Task brief:
Leave out the pictures and return every entry exactly as it appears.

[Records to process start]

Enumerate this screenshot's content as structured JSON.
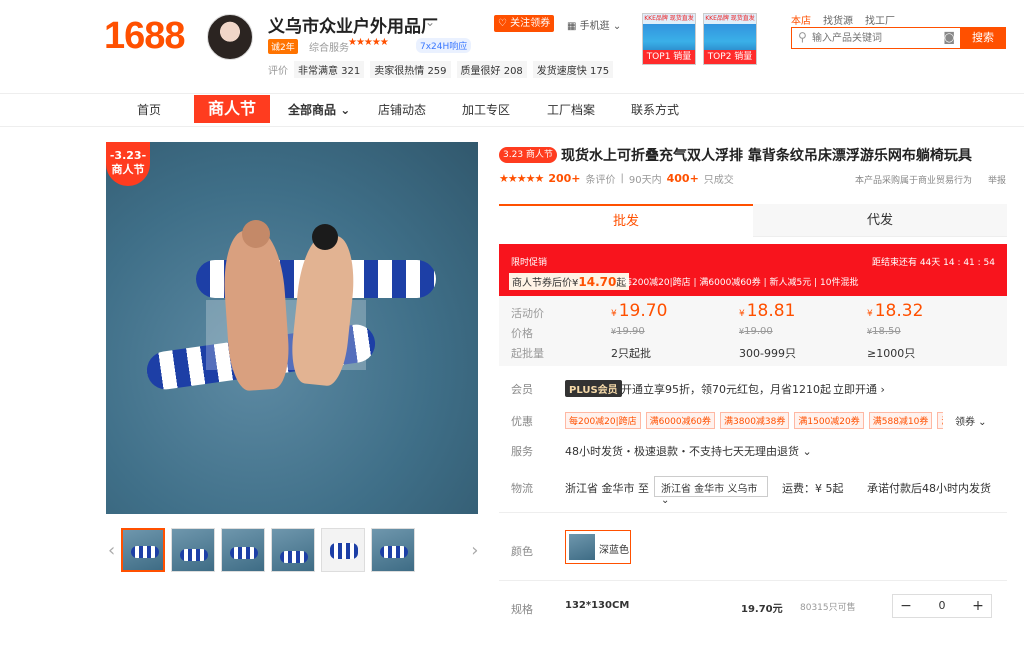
{
  "header": {
    "logo": "1688",
    "shop_name": "义乌市众业户外用品厂",
    "years_badge": "诚2年",
    "service_label": "综合服务",
    "stars": "★★★★★",
    "response_badge": "7x24H响应",
    "eval_label": "评价",
    "evals": [
      "非常满意 321",
      "卖家很热情 259",
      "质量很好 208",
      "发货速度快 175"
    ],
    "follow_label": "关注领券",
    "mobile_label": "手机逛",
    "promo_cards": [
      {
        "title": "KKE品牌 现货直发",
        "tag": "TOP1 销量"
      },
      {
        "title": "KKE品牌 现货直发",
        "tag": "TOP2 销量"
      }
    ],
    "search_tabs": [
      "本店",
      "找货源",
      "找工厂"
    ],
    "search_placeholder": "输入产品关键词",
    "search_button": "搜索"
  },
  "nav": {
    "items": [
      "首页",
      "全部商品",
      "店铺动态",
      "加工专区",
      "工厂档案",
      "联系方式"
    ],
    "festival_logo": "商人节"
  },
  "gallery": {
    "festival_badge_date": "-3.23-",
    "festival_badge_text": "商人节",
    "thumb_count": 6,
    "selected_index": 0
  },
  "product": {
    "badge": "3.23 商人节",
    "title": "现货水上可折叠充气双人浮排 靠背条纹吊床漂浮游乐网布躺椅玩具",
    "stars": "★★★★★",
    "reviews_count": "200+",
    "reviews_label": "条评价",
    "sold_period": "90天内",
    "sold_count": "400+",
    "sold_label": "只成交",
    "notice": "本产品采购属于商业贸易行为",
    "report": "举报"
  },
  "tabs": {
    "wholesale": "批发",
    "dropship": "代发"
  },
  "promo": {
    "limited_label": "限时促销",
    "countdown": "距结束还有 44天 14 : 41 : 54",
    "coupon_prefix": "商人节券后价¥",
    "coupon_price": "14.70",
    "coupon_suffix": "起",
    "rules": "每200减20|跨店 | 满6000减60券 | 新人减5元 | 10件混批"
  },
  "pricing": {
    "activity_label": "活动价",
    "price_label": "价格",
    "batch_label": "起批量",
    "currency": "¥",
    "tiers": [
      {
        "activity": "19.70",
        "original": "19.90",
        "batch": "2只起批"
      },
      {
        "activity": "18.81",
        "original": "19.00",
        "batch": "300-999只"
      },
      {
        "activity": "18.32",
        "original": "18.50",
        "batch": "≥1000只"
      }
    ]
  },
  "member": {
    "label": "会员",
    "badge": "PLUS会员",
    "text": "开通立享95折，领70元红包，月省1210起",
    "open": "立即开通 ›"
  },
  "discount": {
    "label": "优惠",
    "coupons": [
      "每200减20|跨店",
      "满6000减60券",
      "满3800减38券",
      "满1500减20券",
      "满588减10券",
      "满3"
    ],
    "more": "领券 ⌄"
  },
  "service": {
    "label": "服务",
    "text": "48小时发货・极速退款・不支持七天无理由退货 ⌄"
  },
  "logistics": {
    "label": "物流",
    "from": "浙江省 金华市",
    "to_label": "至",
    "destination": "浙江省 金华市 义乌市  ⌄",
    "fee": "运费：¥ 5起",
    "promise": "承诺付款后48小时内发货"
  },
  "color": {
    "label": "颜色",
    "option": "深蓝色"
  },
  "spec": {
    "label": "规格",
    "name": "132*130CM",
    "price": "19.70元",
    "stock": "80315只可售",
    "quantity": "0",
    "minus": "−",
    "plus": "+"
  }
}
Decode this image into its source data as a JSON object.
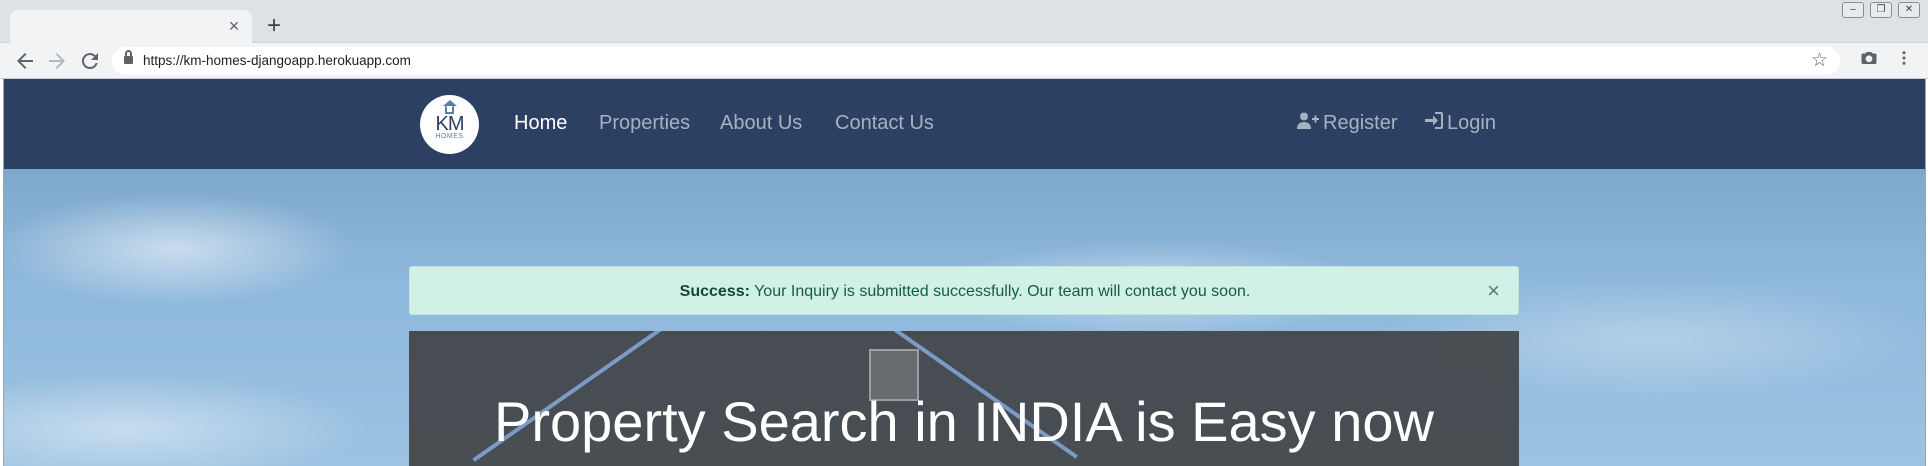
{
  "browser": {
    "tab_title": "",
    "tab_close": "×",
    "new_tab": "+",
    "url": "https://km-homes-djangoapp.herokuapp.com",
    "controls": {
      "minimize": "–",
      "restore": "❐",
      "close": "✕"
    }
  },
  "icons": {
    "back": "back-arrow-icon",
    "forward": "forward-arrow-icon",
    "reload": "reload-icon",
    "lock": "lock-icon",
    "star": "star-icon",
    "camera": "camera-icon",
    "menu": "kebab-menu-icon",
    "register": "user-plus-icon",
    "login": "sign-in-icon",
    "close": "close-icon"
  },
  "site": {
    "logo": {
      "mark": "KM",
      "sub": "HOMES"
    },
    "nav": [
      {
        "label": "Home",
        "active": true
      },
      {
        "label": "Properties",
        "active": false
      },
      {
        "label": "About Us",
        "active": false
      },
      {
        "label": "Contact Us",
        "active": false
      }
    ],
    "auth": {
      "register": "Register",
      "login": "Login"
    }
  },
  "alert": {
    "strong": "Success:",
    "message": "Your Inquiry is submitted successfully. Our team will contact you soon.",
    "close": "×"
  },
  "hero": {
    "title": "Property Search in INDIA is Easy now"
  },
  "colors": {
    "navbar": "#2c4064",
    "alert_bg": "#d1f0e6",
    "alert_text": "#155c43"
  }
}
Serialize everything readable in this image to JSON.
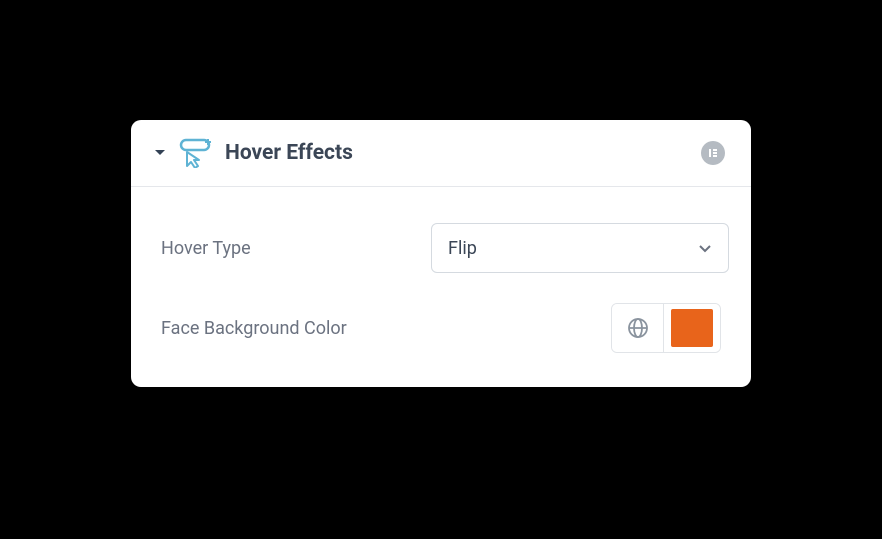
{
  "panel": {
    "title": "Hover Effects"
  },
  "fields": {
    "hoverType": {
      "label": "Hover Type",
      "value": "Flip"
    },
    "faceBg": {
      "label": "Face Background Color",
      "color": "#e8641b"
    }
  }
}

[Records to process end]

Answer below:
Enumerate this screenshot's content as structured JSON.
{
  "header": {
    "logo": "1688",
    "shop_name": "义乌市众业户外用品厂",
    "years_badge": "诚2年",
    "service_label": "综合服务",
    "stars": "★★★★★",
    "response_badge": "7x24H响应",
    "eval_label": "评价",
    "evals": [
      "非常满意 321",
      "卖家很热情 259",
      "质量很好 208",
      "发货速度快 175"
    ],
    "follow_label": "关注领券",
    "mobile_label": "手机逛",
    "promo_cards": [
      {
        "title": "KKE品牌 现货直发",
        "tag": "TOP1 销量"
      },
      {
        "title": "KKE品牌 现货直发",
        "tag": "TOP2 销量"
      }
    ],
    "search_tabs": [
      "本店",
      "找货源",
      "找工厂"
    ],
    "search_placeholder": "输入产品关键词",
    "search_button": "搜索"
  },
  "nav": {
    "items": [
      "首页",
      "全部商品",
      "店铺动态",
      "加工专区",
      "工厂档案",
      "联系方式"
    ],
    "festival_logo": "商人节"
  },
  "gallery": {
    "festival_badge_date": "-3.23-",
    "festival_badge_text": "商人节",
    "thumb_count": 6,
    "selected_index": 0
  },
  "product": {
    "badge": "3.23 商人节",
    "title": "现货水上可折叠充气双人浮排 靠背条纹吊床漂浮游乐网布躺椅玩具",
    "stars": "★★★★★",
    "reviews_count": "200+",
    "reviews_label": "条评价",
    "sold_period": "90天内",
    "sold_count": "400+",
    "sold_label": "只成交",
    "notice": "本产品采购属于商业贸易行为",
    "report": "举报"
  },
  "tabs": {
    "wholesale": "批发",
    "dropship": "代发"
  },
  "promo": {
    "limited_label": "限时促销",
    "countdown": "距结束还有 44天 14 : 41 : 54",
    "coupon_prefix": "商人节券后价¥",
    "coupon_price": "14.70",
    "coupon_suffix": "起",
    "rules": "每200减20|跨店 | 满6000减60券 | 新人减5元 | 10件混批"
  },
  "pricing": {
    "activity_label": "活动价",
    "price_label": "价格",
    "batch_label": "起批量",
    "currency": "¥",
    "tiers": [
      {
        "activity": "19.70",
        "original": "19.90",
        "batch": "2只起批"
      },
      {
        "activity": "18.81",
        "original": "19.00",
        "batch": "300-999只"
      },
      {
        "activity": "18.32",
        "original": "18.50",
        "batch": "≥1000只"
      }
    ]
  },
  "member": {
    "label": "会员",
    "badge": "PLUS会员",
    "text": "开通立享95折，领70元红包，月省1210起",
    "open": "立即开通 ›"
  },
  "discount": {
    "label": "优惠",
    "coupons": [
      "每200减20|跨店",
      "满6000减60券",
      "满3800减38券",
      "满1500减20券",
      "满588减10券",
      "满3"
    ],
    "more": "领券 ⌄"
  },
  "service": {
    "label": "服务",
    "text": "48小时发货・极速退款・不支持七天无理由退货 ⌄"
  },
  "logistics": {
    "label": "物流",
    "from": "浙江省 金华市",
    "to_label": "至",
    "destination": "浙江省 金华市 义乌市  ⌄",
    "fee": "运费：¥ 5起",
    "promise": "承诺付款后48小时内发货"
  },
  "color": {
    "label": "颜色",
    "option": "深蓝色"
  },
  "spec": {
    "label": "规格",
    "name": "132*130CM",
    "price": "19.70元",
    "stock": "80315只可售",
    "quantity": "0",
    "minus": "−",
    "plus": "+"
  }
}
Decode this image into its source data as a JSON object.
{
  "browser": {
    "tab_title": "",
    "tab_close": "×",
    "new_tab": "+",
    "url": "https://km-homes-djangoapp.herokuapp.com",
    "controls": {
      "minimize": "–",
      "restore": "❐",
      "close": "✕"
    }
  },
  "icons": {
    "back": "back-arrow-icon",
    "forward": "forward-arrow-icon",
    "reload": "reload-icon",
    "lock": "lock-icon",
    "star": "star-icon",
    "camera": "camera-icon",
    "menu": "kebab-menu-icon",
    "register": "user-plus-icon",
    "login": "sign-in-icon",
    "close": "close-icon"
  },
  "site": {
    "logo": {
      "mark": "KM",
      "sub": "HOMES"
    },
    "nav": [
      {
        "label": "Home",
        "active": true
      },
      {
        "label": "Properties",
        "active": false
      },
      {
        "label": "About Us",
        "active": false
      },
      {
        "label": "Contact Us",
        "active": false
      }
    ],
    "auth": {
      "register": "Register",
      "login": "Login"
    }
  },
  "alert": {
    "strong": "Success:",
    "message": "Your Inquiry is submitted successfully. Our team will contact you soon.",
    "close": "×"
  },
  "hero": {
    "title": "Property Search in INDIA is Easy now"
  },
  "colors": {
    "navbar": "#2c4064",
    "alert_bg": "#d1f0e6",
    "alert_text": "#155c43"
  }
}
Serialize everything readable in this image to JSON.
{
  "panel": {
    "title": "Hover Effects"
  },
  "fields": {
    "hoverType": {
      "label": "Hover Type",
      "value": "Flip"
    },
    "faceBg": {
      "label": "Face Background Color",
      "color": "#e8641b"
    }
  }
}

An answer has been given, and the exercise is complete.